### [TEXTO FORNECIDO]

══════

Os lares de milhões de
brasileiros foram invadidos, desde a semana passada, por uma pesada
campanha oficial de televisão sobre a suposta auto-suficiência do País
na produção de petróleo. São R$ 37 milhões — do seu, do meu, do nosso
dinheiro — com que o governo tenta nos convencer de que a Petrobrás,
com uma nova plataforma, passou a produzir o "ouro negro" em
quantidade suficiente para não precisarmos mais da importação. Como
parte do espetáculo, o presidente Lula molhou as mãos no petróleo,
como o fizera Getúlio Vargas em 1953 por ocasião da fundação da
estatal.
Há quem diga que de propaganda do governo, sobretudo em ano eleitoral,
sempre se deve desconfiar. E neste caso com toda a razão: a propalada
auto-suficiência é uma mentira. O que o Brasil produz em quantidade
que supera seu consumo atual é o petróleo pesado, mas há um elevado
consumo (para obter o óleo diesel, por exemplo) de petróleo leve.
Então, o pesado é exportado para que possamos importar o leve. Este é
o país "mais independente" de que fala a campanha que estamos pagando.
E, como também se espera de propaganda com fins eleitoreiros, há nesta
algumas promessas que não resistem ao bom-senso. "Muito mais empregos
em todas as áreas", anuncia a Petrobrás, enquanto a imagem mostra uma
linha de produção de automóveis. Alguém pode explicar o que uma coisa
tem com a outra? É evidente que para gerar empregos na indústria
automobilística, por exemplo, deve-se antes aumentar a demanda por
veículos. O que o governo federal tem feito com esse objetivo? Alguém
já ouviu falar em redução — substancial — da carga tributária?
Alguma demanda, acredito, até poderia ser obtida indiretamente se a
tal auto-suficiência trouxesse redução substancial dos preços de
combustíveis. Isso tornaria mais acessível o uso do automóvel e, a
médio prazo, poderia aquecer o mercado. Mas essa possibilidade foi
descartada pelo presidente da Petrobrás,
José Sérgio Gabrielli.
Portanto, o ingênuo brasileiro que acredita em
duendes, no coelhinho da Páscoa e na publicidade do governo pode tirar
o carro da chuva: vai continuar a pagar caro, muito caro, pelos
combustíveis. Enquanto isso, os Estados Unidos preferem importar
petróleo, guardando suas reservas para uma eventualidade futura. E o
americano paga hoje, em meio às turbulências, em torno de R$ 1,70 pelo
litro de gasolina comum.

══════

### [REGISTROS ARMAZENADOS]
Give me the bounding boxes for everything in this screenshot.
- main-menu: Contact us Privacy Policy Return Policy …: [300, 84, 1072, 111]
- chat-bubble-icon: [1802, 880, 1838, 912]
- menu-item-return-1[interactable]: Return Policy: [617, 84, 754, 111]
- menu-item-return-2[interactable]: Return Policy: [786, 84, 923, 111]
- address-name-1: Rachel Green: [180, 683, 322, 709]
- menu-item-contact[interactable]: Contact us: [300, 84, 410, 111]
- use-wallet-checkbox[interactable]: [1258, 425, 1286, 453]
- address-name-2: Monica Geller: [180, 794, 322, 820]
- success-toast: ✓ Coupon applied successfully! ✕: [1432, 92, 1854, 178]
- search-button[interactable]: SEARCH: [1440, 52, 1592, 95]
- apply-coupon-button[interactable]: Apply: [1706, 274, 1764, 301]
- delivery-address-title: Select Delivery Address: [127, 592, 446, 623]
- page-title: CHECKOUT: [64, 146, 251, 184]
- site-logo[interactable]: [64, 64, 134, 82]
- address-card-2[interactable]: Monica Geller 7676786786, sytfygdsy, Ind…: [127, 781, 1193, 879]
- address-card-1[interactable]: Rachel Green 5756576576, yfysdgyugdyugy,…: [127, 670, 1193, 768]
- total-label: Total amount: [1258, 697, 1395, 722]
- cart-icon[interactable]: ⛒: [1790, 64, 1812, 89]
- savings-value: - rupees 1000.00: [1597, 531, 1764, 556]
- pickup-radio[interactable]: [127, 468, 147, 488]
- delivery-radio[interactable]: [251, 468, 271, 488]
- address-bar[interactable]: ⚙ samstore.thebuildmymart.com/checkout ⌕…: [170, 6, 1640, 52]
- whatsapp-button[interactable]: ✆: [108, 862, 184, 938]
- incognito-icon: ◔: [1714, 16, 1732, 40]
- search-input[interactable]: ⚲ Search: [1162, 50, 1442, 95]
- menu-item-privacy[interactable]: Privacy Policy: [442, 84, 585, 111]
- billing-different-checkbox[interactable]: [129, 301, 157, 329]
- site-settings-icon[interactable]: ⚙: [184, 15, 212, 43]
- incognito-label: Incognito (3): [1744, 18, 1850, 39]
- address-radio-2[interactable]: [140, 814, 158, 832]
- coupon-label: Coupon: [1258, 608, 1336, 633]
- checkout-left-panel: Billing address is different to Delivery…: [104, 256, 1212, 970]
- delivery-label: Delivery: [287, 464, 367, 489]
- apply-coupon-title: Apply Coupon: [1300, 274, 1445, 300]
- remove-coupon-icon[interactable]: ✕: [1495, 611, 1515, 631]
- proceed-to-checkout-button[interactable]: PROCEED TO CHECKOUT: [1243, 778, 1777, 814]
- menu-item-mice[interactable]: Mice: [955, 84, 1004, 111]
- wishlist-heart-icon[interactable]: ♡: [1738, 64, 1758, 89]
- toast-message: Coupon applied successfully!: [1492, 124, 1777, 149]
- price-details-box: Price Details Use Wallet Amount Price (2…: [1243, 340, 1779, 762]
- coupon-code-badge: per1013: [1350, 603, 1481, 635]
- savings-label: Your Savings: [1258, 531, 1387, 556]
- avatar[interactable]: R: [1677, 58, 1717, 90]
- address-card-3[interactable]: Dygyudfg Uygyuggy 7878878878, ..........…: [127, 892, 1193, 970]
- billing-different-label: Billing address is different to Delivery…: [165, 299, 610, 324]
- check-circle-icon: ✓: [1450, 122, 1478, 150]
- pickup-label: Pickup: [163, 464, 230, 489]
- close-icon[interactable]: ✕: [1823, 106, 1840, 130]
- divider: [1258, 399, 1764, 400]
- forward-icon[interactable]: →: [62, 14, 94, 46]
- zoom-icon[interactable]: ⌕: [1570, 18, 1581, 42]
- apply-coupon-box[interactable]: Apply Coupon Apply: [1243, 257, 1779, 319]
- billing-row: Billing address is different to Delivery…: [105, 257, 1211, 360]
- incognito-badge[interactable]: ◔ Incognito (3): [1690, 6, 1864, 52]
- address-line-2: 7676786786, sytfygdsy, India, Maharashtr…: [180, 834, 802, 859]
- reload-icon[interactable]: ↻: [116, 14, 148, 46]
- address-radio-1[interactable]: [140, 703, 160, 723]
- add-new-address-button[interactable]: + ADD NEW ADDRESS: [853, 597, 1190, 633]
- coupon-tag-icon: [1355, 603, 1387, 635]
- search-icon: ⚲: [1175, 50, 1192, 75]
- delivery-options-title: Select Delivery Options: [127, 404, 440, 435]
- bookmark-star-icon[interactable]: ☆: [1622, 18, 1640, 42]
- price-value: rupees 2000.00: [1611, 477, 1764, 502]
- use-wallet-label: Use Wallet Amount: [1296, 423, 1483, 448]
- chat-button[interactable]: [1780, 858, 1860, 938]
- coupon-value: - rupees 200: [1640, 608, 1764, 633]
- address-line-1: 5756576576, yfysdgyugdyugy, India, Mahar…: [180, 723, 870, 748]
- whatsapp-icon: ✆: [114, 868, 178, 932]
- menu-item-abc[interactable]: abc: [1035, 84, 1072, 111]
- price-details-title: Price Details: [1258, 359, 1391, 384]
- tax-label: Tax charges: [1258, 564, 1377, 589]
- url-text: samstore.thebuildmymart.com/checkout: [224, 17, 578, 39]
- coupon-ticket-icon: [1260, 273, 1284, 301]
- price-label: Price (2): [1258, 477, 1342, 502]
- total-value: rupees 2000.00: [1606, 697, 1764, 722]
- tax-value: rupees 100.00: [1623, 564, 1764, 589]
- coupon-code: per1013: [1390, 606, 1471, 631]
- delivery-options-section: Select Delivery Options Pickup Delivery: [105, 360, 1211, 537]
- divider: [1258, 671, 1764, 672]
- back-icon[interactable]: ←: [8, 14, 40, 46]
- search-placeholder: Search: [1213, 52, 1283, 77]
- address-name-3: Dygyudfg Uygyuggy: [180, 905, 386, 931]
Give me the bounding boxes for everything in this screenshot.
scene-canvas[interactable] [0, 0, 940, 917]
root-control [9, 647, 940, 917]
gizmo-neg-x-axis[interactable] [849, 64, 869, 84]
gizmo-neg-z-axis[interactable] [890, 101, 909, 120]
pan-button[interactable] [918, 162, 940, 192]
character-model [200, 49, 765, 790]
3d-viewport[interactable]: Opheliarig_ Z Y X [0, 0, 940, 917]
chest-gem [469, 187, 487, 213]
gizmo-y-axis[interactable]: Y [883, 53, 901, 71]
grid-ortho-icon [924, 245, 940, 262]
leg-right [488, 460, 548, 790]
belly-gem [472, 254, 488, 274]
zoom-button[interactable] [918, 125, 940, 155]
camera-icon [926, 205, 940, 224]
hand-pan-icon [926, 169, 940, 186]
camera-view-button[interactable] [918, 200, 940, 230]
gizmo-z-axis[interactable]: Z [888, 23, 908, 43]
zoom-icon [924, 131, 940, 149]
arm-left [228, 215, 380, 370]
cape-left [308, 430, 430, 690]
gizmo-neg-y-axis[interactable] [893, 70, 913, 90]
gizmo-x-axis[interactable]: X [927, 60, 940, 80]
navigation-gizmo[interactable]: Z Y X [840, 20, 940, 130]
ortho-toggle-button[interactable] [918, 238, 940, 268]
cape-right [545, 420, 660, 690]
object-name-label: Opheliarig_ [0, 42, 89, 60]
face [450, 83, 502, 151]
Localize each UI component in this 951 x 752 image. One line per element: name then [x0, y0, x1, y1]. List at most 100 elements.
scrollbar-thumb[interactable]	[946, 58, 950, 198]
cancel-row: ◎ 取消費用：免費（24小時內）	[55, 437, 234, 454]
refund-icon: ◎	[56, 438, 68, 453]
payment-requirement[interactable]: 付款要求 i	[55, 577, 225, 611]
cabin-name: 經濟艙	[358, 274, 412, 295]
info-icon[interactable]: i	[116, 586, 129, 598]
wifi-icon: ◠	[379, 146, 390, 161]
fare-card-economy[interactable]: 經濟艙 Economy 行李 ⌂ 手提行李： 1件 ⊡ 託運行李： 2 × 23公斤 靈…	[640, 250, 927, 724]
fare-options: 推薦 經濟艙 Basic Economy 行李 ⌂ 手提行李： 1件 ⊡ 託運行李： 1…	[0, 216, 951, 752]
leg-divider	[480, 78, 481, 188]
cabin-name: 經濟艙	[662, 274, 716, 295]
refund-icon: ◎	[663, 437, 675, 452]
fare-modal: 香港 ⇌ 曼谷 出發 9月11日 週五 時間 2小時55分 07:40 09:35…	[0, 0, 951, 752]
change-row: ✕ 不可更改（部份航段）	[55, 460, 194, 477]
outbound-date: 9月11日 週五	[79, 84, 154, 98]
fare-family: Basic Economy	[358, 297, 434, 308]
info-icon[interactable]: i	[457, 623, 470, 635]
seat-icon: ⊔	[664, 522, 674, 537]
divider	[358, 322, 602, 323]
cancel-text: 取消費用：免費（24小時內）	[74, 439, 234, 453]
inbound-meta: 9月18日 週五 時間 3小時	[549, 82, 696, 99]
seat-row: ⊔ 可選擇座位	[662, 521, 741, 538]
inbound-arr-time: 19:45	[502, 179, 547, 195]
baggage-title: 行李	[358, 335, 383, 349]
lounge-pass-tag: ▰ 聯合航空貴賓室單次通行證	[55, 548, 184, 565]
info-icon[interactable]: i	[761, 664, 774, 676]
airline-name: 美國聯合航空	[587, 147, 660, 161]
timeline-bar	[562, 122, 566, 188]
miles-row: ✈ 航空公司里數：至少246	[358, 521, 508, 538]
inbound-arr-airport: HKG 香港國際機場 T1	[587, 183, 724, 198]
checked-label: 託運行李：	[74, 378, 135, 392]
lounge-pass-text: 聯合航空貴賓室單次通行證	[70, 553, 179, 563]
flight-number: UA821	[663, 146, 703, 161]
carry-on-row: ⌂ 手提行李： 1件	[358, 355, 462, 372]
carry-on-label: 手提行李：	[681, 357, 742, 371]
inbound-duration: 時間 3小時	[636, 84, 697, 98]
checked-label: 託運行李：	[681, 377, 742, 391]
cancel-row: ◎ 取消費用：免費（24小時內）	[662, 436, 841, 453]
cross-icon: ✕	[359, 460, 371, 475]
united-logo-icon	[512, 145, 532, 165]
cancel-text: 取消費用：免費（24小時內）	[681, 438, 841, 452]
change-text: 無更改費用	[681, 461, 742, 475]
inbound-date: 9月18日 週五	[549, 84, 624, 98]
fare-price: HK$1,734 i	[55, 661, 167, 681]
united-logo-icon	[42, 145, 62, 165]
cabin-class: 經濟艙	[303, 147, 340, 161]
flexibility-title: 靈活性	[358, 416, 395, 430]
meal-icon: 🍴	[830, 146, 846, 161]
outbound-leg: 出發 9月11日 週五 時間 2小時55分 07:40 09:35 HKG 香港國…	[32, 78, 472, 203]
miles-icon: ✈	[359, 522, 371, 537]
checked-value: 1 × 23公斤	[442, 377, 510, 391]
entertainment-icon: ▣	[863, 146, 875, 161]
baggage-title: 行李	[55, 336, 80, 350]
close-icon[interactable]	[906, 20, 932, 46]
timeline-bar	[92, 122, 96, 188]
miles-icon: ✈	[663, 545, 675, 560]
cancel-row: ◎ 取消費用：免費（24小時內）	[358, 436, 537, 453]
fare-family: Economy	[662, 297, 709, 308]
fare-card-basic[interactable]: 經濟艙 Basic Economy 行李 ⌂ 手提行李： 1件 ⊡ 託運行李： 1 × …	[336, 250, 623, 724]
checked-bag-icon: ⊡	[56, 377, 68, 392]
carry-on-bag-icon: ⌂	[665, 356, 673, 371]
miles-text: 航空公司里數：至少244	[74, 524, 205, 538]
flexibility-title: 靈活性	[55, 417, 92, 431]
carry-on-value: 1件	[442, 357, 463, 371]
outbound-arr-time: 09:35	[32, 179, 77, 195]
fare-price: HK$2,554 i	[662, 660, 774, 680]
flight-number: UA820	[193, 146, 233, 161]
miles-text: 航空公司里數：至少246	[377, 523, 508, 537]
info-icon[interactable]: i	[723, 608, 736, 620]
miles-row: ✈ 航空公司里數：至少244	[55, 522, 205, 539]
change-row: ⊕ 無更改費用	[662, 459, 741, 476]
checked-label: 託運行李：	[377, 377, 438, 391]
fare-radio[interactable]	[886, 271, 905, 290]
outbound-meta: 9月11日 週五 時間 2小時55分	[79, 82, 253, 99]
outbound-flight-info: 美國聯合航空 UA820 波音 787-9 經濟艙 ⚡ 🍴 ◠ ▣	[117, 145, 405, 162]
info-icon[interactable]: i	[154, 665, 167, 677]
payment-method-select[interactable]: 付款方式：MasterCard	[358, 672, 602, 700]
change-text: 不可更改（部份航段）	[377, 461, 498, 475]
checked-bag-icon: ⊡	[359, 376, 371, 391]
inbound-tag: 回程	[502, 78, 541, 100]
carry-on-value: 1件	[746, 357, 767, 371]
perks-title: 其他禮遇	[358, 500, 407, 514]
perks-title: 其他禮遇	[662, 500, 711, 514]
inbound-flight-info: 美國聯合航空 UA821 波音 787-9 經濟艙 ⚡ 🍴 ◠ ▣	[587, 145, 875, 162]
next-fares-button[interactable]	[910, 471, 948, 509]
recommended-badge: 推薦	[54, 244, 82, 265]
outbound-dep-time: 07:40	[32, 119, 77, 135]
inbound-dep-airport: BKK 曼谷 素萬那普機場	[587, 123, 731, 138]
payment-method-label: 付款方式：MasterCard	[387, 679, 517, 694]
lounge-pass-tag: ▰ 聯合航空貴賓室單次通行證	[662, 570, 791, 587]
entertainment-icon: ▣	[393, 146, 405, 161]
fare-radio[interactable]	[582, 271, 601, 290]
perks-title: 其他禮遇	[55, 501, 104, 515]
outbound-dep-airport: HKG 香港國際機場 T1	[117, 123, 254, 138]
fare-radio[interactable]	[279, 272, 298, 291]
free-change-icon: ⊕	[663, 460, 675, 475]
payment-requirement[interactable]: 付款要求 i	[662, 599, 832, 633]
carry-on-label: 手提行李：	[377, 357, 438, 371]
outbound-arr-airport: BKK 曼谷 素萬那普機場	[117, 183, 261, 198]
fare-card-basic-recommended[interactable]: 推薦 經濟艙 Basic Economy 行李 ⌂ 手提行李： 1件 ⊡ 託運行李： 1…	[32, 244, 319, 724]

══════

### [INSTRUÇÕES DE TRABALHO]
1 > Transcreva, do texto sobre a campanha da auto-suficiência em petróleo, o trecho que começa em "Há quem diga" e vai até "de petróleo leve.".
2 > Dê continuidade ao texto sobre a campanha da auto-suficiência em petróleo a partir do ponto em que ele termina.

### [RESPOSTAS ESPERADAS]
1 >
Há quem diga que de propaganda do governo, sobretudo em ano eleitoral,
sempre se deve desconfiar. E neste caso com toda a razão: a propalada
auto-suficiência é uma mentira. O que o Brasil produz em quantidade
que supera seu consumo atual é o petróleo pesado, mas há um elevado
consumo (para obter o óleo diesel, por exemplo) de petróleo leve.

2 >
Do México
Em meio ao triste cenário do mercado nacional, comentado no
Editorial anterior, uma boa notícia: a chegada
do Ford Fusion, vindo do México
em pacote bem-equipado por R$ 80 mil. Não só deixou sem sentido o
preço do concorrente direto nacional — o novo Vectra Elite 2,4, de
motorização equivalente, mas inferior em equipamentos e atualização
técnica —, como fez parecer caros os sedãs médios feitos aqui, como
Corolla, Civic e Mégane, que chegam perto do preço do Fusion sendo
menores, menos potentes e mais modestos em itens de série.
Há quem não veja com bons olhos essa vantagem para o produto
importado, temendo queda de vendas para a indústria nacional e
conseqüente desemprego. Do ponto de vista do consumidor, porém, a
concorrência é muito bem-vinda — e dela há tempos precisávamos. Os
modelos trazidos de outros países, Mercosul à parte, pagam um pesado
imposto de importação que diminui muito suas chances de competir com
os feitos aqui.
Protecionismo não resolve nada, como o provam os principais mercados
do mundo, em que nacionais e importados brigam de igual para igual.
Desde que o dólar deu seu primeiro salto, em 1999, a indústria
nacional — com raras exceções — tirou o pé do acelerador, deixou
defasar os produtos, reciclou velhos projetos sob a máscara de "nova
geração" e subiu preços de maneira assustadora. Agora, com boas
novidades vindas do México (inclua-se o Honda Accord com preço
reduzido e o Volkswagen Jetta em breve, entre outras), o mercado pode
voltar a experimentar o bom sabor de uma competição. Que vençam os
melhores.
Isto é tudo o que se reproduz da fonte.